Short exercise: Write out every single entry exactly.

[Lines of data]
--

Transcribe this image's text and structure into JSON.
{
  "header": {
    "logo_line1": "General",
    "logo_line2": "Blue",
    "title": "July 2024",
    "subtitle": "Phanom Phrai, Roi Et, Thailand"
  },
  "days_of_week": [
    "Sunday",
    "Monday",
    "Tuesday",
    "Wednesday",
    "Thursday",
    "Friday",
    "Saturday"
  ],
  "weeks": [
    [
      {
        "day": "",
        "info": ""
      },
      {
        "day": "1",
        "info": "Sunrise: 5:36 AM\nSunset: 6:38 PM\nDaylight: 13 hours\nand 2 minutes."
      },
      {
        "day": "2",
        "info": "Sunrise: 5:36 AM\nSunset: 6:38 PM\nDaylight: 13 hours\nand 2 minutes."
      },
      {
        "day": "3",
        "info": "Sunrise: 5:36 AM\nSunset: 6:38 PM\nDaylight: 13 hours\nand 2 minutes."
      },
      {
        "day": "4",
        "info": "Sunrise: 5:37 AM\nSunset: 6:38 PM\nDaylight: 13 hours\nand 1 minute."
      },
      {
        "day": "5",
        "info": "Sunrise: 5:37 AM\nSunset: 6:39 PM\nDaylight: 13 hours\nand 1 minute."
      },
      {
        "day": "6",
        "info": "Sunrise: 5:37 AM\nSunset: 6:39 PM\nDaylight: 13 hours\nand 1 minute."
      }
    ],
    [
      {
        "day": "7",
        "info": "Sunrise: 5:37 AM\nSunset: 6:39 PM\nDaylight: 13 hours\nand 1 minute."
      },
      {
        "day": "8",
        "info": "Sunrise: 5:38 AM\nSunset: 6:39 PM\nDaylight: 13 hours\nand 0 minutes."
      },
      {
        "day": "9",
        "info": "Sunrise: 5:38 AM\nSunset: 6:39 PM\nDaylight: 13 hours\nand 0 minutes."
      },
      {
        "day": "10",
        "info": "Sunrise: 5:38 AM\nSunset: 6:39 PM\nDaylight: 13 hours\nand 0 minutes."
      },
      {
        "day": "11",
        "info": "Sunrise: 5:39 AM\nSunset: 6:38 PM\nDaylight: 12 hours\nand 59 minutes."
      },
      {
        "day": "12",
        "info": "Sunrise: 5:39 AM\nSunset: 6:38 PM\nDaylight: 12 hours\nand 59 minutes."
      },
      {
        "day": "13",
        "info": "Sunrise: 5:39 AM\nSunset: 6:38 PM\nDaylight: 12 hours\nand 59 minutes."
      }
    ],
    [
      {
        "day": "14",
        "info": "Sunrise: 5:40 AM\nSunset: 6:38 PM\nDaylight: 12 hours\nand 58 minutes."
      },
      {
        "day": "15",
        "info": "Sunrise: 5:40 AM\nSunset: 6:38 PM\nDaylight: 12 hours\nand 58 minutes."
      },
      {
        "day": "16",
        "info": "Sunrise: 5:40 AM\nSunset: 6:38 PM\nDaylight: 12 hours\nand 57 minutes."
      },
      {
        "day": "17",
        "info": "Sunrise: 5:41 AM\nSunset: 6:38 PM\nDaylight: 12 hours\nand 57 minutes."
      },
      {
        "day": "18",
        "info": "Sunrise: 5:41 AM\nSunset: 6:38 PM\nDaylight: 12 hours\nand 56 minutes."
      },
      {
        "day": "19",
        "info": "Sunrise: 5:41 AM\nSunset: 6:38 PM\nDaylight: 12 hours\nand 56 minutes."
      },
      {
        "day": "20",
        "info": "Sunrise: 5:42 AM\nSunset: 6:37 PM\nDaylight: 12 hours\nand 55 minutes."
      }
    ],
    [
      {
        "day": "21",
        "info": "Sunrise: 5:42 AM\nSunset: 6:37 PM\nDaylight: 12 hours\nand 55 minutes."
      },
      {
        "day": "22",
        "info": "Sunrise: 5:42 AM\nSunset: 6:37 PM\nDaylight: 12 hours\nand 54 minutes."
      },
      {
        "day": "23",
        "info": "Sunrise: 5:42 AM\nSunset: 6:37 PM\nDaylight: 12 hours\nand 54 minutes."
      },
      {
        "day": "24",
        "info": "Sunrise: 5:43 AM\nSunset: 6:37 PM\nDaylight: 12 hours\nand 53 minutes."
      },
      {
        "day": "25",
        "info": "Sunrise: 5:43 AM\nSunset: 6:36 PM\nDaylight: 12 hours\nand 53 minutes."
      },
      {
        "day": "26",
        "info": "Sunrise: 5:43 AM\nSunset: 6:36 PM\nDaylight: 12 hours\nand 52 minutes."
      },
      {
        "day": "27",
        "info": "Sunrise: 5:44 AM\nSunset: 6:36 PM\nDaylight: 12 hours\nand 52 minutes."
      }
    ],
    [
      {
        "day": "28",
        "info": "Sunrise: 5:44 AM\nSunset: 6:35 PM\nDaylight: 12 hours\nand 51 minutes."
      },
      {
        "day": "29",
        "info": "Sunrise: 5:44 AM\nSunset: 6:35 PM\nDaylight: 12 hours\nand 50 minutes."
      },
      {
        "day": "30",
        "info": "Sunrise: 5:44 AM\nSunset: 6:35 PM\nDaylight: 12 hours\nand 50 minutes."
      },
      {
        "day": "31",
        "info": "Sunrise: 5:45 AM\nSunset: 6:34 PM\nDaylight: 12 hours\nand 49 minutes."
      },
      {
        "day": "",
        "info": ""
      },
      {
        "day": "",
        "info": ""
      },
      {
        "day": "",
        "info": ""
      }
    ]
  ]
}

--

Task result:
Transcribe this image's text and structure into JSON.
{
  "header": {
    "logo_line1": "General",
    "logo_line2": "Blue",
    "title": "July 2024",
    "subtitle": "Phanom Phrai, Roi Et, Thailand"
  },
  "days_of_week": [
    "Sunday",
    "Monday",
    "Tuesday",
    "Wednesday",
    "Thursday",
    "Friday",
    "Saturday"
  ],
  "weeks": [
    [
      {
        "day": "",
        "info": ""
      },
      {
        "day": "1",
        "info": "Sunrise: 5:36 AM\nSunset: 6:38 PM\nDaylight: 13 hours\nand 2 minutes."
      },
      {
        "day": "2",
        "info": "Sunrise: 5:36 AM\nSunset: 6:38 PM\nDaylight: 13 hours\nand 2 minutes."
      },
      {
        "day": "3",
        "info": "Sunrise: 5:36 AM\nSunset: 6:38 PM\nDaylight: 13 hours\nand 2 minutes."
      },
      {
        "day": "4",
        "info": "Sunrise: 5:37 AM\nSunset: 6:38 PM\nDaylight: 13 hours\nand 1 minute."
      },
      {
        "day": "5",
        "info": "Sunrise: 5:37 AM\nSunset: 6:39 PM\nDaylight: 13 hours\nand 1 minute."
      },
      {
        "day": "6",
        "info": "Sunrise: 5:37 AM\nSunset: 6:39 PM\nDaylight: 13 hours\nand 1 minute."
      }
    ],
    [
      {
        "day": "7",
        "info": "Sunrise: 5:37 AM\nSunset: 6:39 PM\nDaylight: 13 hours\nand 1 minute."
      },
      {
        "day": "8",
        "info": "Sunrise: 5:38 AM\nSunset: 6:39 PM\nDaylight: 13 hours\nand 0 minutes."
      },
      {
        "day": "9",
        "info": "Sunrise: 5:38 AM\nSunset: 6:39 PM\nDaylight: 13 hours\nand 0 minutes."
      },
      {
        "day": "10",
        "info": "Sunrise: 5:38 AM\nSunset: 6:39 PM\nDaylight: 13 hours\nand 0 minutes."
      },
      {
        "day": "11",
        "info": "Sunrise: 5:39 AM\nSunset: 6:38 PM\nDaylight: 12 hours\nand 59 minutes."
      },
      {
        "day": "12",
        "info": "Sunrise: 5:39 AM\nSunset: 6:38 PM\nDaylight: 12 hours\nand 59 minutes."
      },
      {
        "day": "13",
        "info": "Sunrise: 5:39 AM\nSunset: 6:38 PM\nDaylight: 12 hours\nand 59 minutes."
      }
    ],
    [
      {
        "day": "14",
        "info": "Sunrise: 5:40 AM\nSunset: 6:38 PM\nDaylight: 12 hours\nand 58 minutes."
      },
      {
        "day": "15",
        "info": "Sunrise: 5:40 AM\nSunset: 6:38 PM\nDaylight: 12 hours\nand 58 minutes."
      },
      {
        "day": "16",
        "info": "Sunrise: 5:40 AM\nSunset: 6:38 PM\nDaylight: 12 hours\nand 57 minutes."
      },
      {
        "day": "17",
        "info": "Sunrise: 5:41 AM\nSunset: 6:38 PM\nDaylight: 12 hours\nand 57 minutes."
      },
      {
        "day": "18",
        "info": "Sunrise: 5:41 AM\nSunset: 6:38 PM\nDaylight: 12 hours\nand 56 minutes."
      },
      {
        "day": "19",
        "info": "Sunrise: 5:41 AM\nSunset: 6:38 PM\nDaylight: 12 hours\nand 56 minutes."
      },
      {
        "day": "20",
        "info": "Sunrise: 5:42 AM\nSunset: 6:37 PM\nDaylight: 12 hours\nand 55 minutes."
      }
    ],
    [
      {
        "day": "21",
        "info": "Sunrise: 5:42 AM\nSunset: 6:37 PM\nDaylight: 12 hours\nand 55 minutes."
      },
      {
        "day": "22",
        "info": "Sunrise: 5:42 AM\nSunset: 6:37 PM\nDaylight: 12 hours\nand 54 minutes."
      },
      {
        "day": "23",
        "info": "Sunrise: 5:42 AM\nSunset: 6:37 PM\nDaylight: 12 hours\nand 54 minutes."
      },
      {
        "day": "24",
        "info": "Sunrise: 5:43 AM\nSunset: 6:37 PM\nDaylight: 12 hours\nand 53 minutes."
      },
      {
        "day": "25",
        "info": "Sunrise: 5:43 AM\nSunset: 6:36 PM\nDaylight: 12 hours\nand 53 minutes."
      },
      {
        "day": "26",
        "info": "Sunrise: 5:43 AM\nSunset: 6:36 PM\nDaylight: 12 hours\nand 52 minutes."
      },
      {
        "day": "27",
        "info": "Sunrise: 5:44 AM\nSunset: 6:36 PM\nDaylight: 12 hours\nand 52 minutes."
      }
    ],
    [
      {
        "day": "28",
        "info": "Sunrise: 5:44 AM\nSunset: 6:35 PM\nDaylight: 12 hours\nand 51 minutes."
      },
      {
        "day": "29",
        "info": "Sunrise: 5:44 AM\nSunset: 6:35 PM\nDaylight: 12 hours\nand 50 minutes."
      },
      {
        "day": "30",
        "info": "Sunrise: 5:44 AM\nSunset: 6:35 PM\nDaylight: 12 hours\nand 50 minutes."
      },
      {
        "day": "31",
        "info": "Sunrise: 5:45 AM\nSunset: 6:34 PM\nDaylight: 12 hours\nand 49 minutes."
      },
      {
        "day": "",
        "info": ""
      },
      {
        "day": "",
        "info": ""
      },
      {
        "day": "",
        "info": ""
      }
    ]
  ]
}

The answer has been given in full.